◆ INSTRUCTION: List all lines in the material below that contain "from".

━━━

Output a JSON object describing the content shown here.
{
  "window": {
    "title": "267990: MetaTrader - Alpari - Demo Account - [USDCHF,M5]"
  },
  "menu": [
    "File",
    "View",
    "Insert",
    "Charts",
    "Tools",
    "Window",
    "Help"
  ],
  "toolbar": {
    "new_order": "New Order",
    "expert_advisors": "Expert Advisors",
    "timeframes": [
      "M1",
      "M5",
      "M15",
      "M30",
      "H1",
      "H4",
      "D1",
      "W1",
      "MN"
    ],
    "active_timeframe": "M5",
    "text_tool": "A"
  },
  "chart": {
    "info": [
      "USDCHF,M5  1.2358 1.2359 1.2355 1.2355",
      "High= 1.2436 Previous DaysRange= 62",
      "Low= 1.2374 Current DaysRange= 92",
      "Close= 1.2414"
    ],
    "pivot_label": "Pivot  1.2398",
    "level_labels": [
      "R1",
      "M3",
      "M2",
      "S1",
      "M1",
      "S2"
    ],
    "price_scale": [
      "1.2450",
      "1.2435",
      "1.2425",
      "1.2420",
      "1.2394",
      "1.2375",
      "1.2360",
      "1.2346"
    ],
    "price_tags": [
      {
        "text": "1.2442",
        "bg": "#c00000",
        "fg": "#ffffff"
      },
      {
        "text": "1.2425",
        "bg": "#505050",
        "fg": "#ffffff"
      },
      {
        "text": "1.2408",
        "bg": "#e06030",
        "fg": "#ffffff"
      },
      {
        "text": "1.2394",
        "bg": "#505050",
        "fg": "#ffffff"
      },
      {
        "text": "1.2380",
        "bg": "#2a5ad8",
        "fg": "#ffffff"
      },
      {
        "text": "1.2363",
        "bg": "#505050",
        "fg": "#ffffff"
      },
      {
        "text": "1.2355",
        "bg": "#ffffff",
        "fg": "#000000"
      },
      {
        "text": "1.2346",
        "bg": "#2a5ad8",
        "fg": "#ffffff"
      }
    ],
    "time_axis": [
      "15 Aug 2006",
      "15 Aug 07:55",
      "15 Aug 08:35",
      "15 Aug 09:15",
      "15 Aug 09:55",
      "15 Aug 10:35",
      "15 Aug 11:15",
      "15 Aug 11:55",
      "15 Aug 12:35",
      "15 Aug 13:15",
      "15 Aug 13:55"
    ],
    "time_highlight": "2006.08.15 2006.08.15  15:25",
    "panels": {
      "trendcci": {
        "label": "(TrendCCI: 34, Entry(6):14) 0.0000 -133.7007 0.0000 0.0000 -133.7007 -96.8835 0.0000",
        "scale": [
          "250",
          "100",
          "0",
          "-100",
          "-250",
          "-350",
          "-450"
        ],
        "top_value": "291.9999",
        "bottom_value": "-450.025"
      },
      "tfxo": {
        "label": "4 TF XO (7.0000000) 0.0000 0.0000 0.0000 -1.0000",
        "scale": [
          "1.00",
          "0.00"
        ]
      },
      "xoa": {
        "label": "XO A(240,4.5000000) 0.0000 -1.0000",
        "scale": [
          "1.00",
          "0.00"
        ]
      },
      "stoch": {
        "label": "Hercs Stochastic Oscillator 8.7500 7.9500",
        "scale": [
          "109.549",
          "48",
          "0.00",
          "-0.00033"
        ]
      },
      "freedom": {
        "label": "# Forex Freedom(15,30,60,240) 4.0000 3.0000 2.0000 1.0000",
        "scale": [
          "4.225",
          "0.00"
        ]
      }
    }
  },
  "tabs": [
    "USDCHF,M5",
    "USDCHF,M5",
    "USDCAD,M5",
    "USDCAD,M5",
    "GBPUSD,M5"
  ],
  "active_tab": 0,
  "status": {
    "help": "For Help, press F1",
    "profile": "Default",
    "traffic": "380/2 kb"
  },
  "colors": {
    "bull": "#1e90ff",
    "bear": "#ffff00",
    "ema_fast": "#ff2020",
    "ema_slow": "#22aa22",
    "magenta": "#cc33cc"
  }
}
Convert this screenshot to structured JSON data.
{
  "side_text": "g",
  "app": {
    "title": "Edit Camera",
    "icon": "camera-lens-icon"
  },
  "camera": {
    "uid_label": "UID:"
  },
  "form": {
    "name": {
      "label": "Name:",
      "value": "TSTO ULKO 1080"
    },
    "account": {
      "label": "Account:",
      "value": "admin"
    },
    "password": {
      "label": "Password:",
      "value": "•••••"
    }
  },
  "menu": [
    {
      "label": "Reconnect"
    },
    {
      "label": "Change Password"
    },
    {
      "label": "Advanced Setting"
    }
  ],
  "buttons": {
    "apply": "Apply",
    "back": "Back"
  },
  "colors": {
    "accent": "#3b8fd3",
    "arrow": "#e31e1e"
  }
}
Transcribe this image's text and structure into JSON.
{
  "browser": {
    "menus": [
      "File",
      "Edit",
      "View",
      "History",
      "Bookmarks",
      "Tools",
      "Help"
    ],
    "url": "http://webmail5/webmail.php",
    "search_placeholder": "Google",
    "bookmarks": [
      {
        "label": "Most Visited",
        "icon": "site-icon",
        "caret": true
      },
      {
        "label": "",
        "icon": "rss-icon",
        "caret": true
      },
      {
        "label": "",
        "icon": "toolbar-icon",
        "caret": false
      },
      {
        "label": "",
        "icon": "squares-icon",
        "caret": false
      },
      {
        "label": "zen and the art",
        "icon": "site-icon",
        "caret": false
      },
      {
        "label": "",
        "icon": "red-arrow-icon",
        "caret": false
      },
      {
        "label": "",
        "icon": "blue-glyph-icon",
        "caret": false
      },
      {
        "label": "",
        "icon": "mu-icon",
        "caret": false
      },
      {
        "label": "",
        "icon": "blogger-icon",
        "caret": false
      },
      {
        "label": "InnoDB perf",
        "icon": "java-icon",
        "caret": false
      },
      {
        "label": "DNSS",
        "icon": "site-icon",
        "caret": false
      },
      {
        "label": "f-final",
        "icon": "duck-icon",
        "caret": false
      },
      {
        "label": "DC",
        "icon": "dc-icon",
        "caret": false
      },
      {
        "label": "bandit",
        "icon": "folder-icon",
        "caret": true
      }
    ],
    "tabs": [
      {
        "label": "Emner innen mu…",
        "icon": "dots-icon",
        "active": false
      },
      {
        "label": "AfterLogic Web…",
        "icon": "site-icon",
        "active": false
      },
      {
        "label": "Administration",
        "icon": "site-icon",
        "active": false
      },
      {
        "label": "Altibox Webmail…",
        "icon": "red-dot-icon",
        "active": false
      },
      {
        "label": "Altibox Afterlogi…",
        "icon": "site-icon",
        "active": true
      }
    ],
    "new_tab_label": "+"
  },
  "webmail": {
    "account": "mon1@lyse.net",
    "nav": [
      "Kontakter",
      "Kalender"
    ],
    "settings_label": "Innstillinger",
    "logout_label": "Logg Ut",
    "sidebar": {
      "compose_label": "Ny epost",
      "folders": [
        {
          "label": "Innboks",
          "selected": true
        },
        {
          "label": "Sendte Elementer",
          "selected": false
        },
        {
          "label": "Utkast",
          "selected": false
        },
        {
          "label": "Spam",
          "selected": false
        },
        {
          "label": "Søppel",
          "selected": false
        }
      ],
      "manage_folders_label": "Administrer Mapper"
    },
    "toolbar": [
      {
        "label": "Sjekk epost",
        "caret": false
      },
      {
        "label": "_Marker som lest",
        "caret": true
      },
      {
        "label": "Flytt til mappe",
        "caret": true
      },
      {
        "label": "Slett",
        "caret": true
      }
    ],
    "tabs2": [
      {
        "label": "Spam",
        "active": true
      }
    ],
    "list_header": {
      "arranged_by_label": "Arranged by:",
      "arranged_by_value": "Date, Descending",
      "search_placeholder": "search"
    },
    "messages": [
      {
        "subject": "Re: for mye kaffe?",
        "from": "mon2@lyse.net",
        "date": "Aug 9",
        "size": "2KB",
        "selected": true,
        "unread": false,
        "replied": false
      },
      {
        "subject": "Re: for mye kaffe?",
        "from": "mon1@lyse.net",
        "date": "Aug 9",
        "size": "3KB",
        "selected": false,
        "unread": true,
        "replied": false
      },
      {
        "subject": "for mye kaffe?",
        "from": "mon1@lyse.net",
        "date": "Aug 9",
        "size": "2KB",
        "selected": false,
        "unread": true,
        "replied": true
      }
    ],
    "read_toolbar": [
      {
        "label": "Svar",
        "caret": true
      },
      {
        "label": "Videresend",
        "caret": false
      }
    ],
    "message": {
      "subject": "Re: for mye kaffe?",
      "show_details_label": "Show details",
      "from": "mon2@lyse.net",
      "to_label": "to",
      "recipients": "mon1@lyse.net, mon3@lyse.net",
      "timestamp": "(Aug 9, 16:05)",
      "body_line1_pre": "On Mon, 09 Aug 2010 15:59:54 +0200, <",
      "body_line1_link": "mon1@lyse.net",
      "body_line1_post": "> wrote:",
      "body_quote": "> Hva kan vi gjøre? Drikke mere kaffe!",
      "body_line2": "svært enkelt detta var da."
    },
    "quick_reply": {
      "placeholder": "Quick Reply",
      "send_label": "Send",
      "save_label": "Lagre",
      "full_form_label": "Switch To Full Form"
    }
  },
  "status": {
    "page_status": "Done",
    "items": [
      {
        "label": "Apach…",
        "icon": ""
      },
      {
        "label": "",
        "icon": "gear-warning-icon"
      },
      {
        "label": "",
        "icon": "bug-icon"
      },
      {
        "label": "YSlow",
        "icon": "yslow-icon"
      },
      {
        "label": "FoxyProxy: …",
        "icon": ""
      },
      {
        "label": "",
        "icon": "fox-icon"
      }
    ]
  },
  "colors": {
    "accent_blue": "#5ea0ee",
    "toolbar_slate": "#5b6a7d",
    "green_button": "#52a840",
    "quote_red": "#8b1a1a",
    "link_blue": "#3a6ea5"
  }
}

━━━

◆ COMPLETE RESPONSE:
        "from": "mon2@lyse.net",
        "from": "mon1@lyse.net",
        "from": "mon1@lyse.net",
      "from": "mon2@lyse.net",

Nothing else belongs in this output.